++++ 提供テキスト

第51回日本理学療法学術大会

講演情報

一般演題ポスター

日本運動器理学療法学会 一般演題ポスター
運動器P32

2016年5月29日(日) 10:00 〜 11:00 第12会場 (産業振興センター 2階 体育実習室)

[P-MT-32-5] 鏡視下腱板修復術前の生活の質と関節可動域との関連性

近藤晃弘, 安井淳一郎, 舩戸未央, 増岡祐依, 澤田将宏 (三菱名古屋病院リハビリテーション科)

キーワード:腱板損傷, 関節可動域, 生活の質

【はじめに,目的】腱板損傷は加齢に伴いその発症率は増加し,症候性と無症候性が存在する。症候性腱板損傷患者の症状は,夜間痛や動作時痛などの疼痛と,関節可動域(ROM)制限や筋力低下など上肢機能の低下によるADLやスポーツ活動に関するものなど様々である。症候性腱板損傷に関する要因について,肩峰下インピンジメントの有無や断裂サイズ,後方タイトネスによる上腕骨頭の前方偏位やROM制限などが報告されている。しかしながら,症候性腱板損傷患者のROM制限とQOLとの関連性を検討した報告は少ない。本研究の目的は,腱板修復術を施行する症候性腱板損傷患者の術前生活の質(QOL)と術前ROMとの関連性を明らかにすることとした。

++++++++
++++ 抽出レコード

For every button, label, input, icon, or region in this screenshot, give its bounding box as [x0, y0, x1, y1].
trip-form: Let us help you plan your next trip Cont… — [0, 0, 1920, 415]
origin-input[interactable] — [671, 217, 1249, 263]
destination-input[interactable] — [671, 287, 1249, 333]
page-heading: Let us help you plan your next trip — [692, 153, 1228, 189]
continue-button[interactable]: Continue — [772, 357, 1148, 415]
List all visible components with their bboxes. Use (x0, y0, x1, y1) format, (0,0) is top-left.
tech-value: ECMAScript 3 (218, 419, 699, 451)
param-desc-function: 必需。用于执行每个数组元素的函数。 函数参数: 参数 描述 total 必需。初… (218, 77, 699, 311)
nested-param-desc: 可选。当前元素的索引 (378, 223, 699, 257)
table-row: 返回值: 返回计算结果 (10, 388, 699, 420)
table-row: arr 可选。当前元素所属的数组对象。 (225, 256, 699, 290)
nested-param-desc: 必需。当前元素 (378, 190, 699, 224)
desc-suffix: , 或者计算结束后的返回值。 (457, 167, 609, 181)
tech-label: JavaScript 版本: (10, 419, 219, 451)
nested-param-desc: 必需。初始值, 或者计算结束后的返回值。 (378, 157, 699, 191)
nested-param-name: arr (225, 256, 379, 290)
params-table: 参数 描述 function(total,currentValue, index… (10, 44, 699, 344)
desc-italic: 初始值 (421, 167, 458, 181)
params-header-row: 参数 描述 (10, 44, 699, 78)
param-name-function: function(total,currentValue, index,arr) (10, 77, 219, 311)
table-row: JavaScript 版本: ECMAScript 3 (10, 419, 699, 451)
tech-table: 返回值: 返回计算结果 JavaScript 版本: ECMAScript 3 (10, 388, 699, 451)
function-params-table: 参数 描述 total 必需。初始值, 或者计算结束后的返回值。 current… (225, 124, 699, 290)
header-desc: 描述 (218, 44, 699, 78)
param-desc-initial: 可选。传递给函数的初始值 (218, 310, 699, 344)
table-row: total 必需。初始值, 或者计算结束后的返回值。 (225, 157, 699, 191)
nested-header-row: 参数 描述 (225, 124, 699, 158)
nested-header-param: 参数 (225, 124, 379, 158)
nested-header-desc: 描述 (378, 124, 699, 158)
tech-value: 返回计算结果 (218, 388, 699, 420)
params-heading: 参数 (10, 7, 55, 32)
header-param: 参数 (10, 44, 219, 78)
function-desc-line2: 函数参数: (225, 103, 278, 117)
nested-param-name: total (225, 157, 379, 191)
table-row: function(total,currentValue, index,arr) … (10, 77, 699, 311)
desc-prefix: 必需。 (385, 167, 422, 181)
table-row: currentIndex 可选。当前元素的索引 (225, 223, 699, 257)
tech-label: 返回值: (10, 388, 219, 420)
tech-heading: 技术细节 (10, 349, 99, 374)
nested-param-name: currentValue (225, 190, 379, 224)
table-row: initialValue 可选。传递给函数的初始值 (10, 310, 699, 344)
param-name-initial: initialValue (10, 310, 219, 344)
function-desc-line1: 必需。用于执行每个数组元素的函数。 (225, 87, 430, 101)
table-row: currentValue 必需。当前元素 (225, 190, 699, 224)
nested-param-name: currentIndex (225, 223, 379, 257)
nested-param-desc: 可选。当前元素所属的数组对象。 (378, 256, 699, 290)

++++++++

* _課題内容_
講演情報のテキストのうち「日本運動器理学療法学会 一般演題ポスター」から「増岡祐依, 澤田将宏 (三菱名古屋病院リハビリテーション科)」までを、「第12会場」を「第10会場」に置き換えて書き直すこと。 レコードはテキストの内容とは関係がない。

* _解答_
日本運動器理学療法学会 一般演題ポスター
運動器P32

2016年5月29日(日) 10:00 〜 11:00 第10会場 (産業振興センター 2階 体育実習室)

[P-MT-32-5] 鏡視下腱板修復術前の生活の質と関節可動域との関連性

近藤晃弘, 安井淳一郎, 舩戸未央, 増岡祐依, 澤田将宏 (三菱名古屋病院リハビリテーション科)